**Passage shown**
The most considerable of the remaining objections is, that the plan of the convention contains no bill of rights. Among other answers given to this, it has been upon different occasions remarked, that the constitutions of several of the states are in a similar predicament. I add, that New York is of the number. And yet the persons who in this state oppose the new system, while they profess an unlimited admiration for our particular constitution, are among the most intemperate partizans of a bill of rights. To justify their zeal in this matter, they allege two things: one is, that though the constitution of New York has no bill of rights prefixed to it, yet it contains in the body of it, various provisions in favour of particular privileges and rights, which, in substance, amount to the same thing; the other is, that the constitution adopts, in their full extent, the common and statute law of Great Britain, by which many other rights, not expressed, are equally secured.
To the first I answer, that the constitution offered by the convention contains, as well as the constitution of this state, a number of such provisions.
Independent of those which relate to the structure of the government, we find the following: Article I. section 3. clause 7. “Judgment in cases of impeachment shall not extend further than to removal from office, and disqualification to hold and enjoy any office of honour, trust, or profit under the United States; but the party convicted shall, nevertheless, be liable and subject to indictment, trial, judgment, and punishment, according to law.” Section 9. of the same article, clause 2. “The privilege of the writ of habeas corpus shall not be suspended, unless when in cases of rebellion or invasion the public safety may require it.” Clause 3. “No bill of attainder or ex post facto law shall be passed.” Clause 7. “No title of nobility shall be granted by the United States; and no person holding any office of profit or trust under them, shall, without the consent of the congress, accept of any present, emolument, office, or title, of any kind whatever, from any king, prince, or foreign state.” Article III. section 2. clause 3. “The trial of all crimes, except in cases of impeachment, shall be by jury; and such trial shall be held in the state where the said crimes shall have been committed; but when not committed within any state, the trial shall be at such place or places as the congress may by law have directed.” Section 3. of the same article: “Treason against the United States shall consist only in levying war against them, or in adhering to their enemies, giving them aid and comfort. No person shall be convicted of treason, unless on the testimony of two witnesses to the same overt act, or on confession in open court.” And clause 3. of the same section: “The congress shall have power to declare the punishment of treason; but no attainder of treason shall work corruption of blood, or forfeiture, except during the life of the person attainted.”

**Dataset excerpt**
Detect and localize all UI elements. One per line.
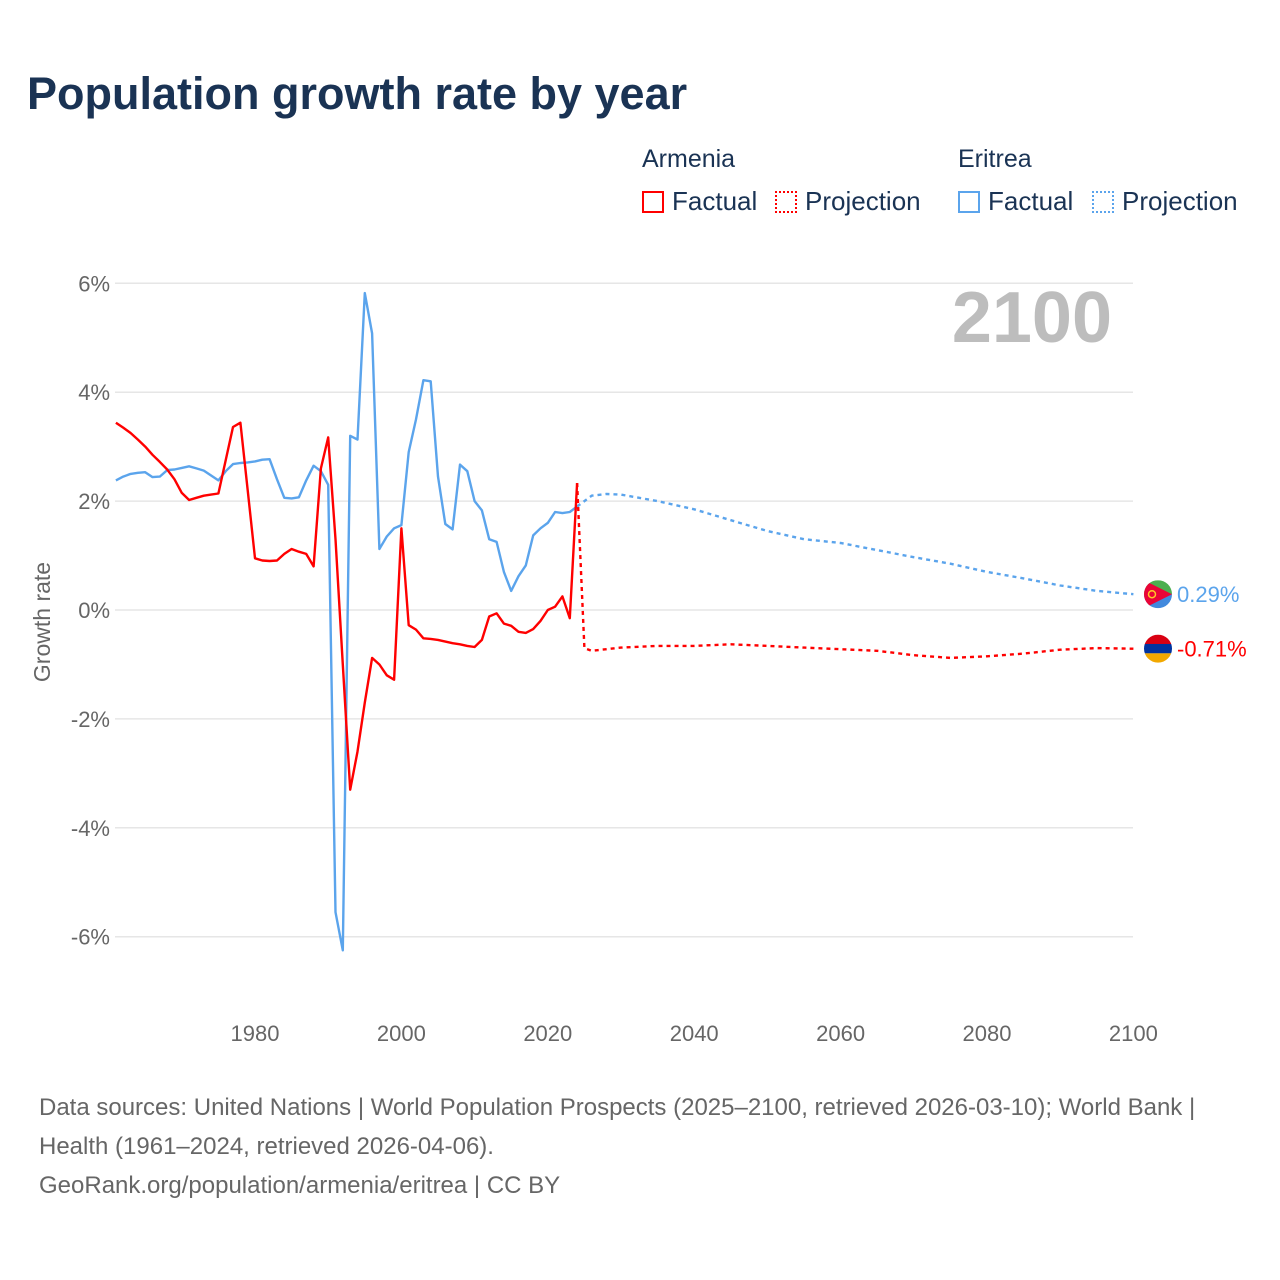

**The request**
Retype part of the passage on the bill of rights word for word, beginning at the words "To the first" and stopping after "of such provisions.".

**Written answer**
To the first I answer, that the constitution offered by the convention contains, as well as the constitution of this state, a number of such provisions.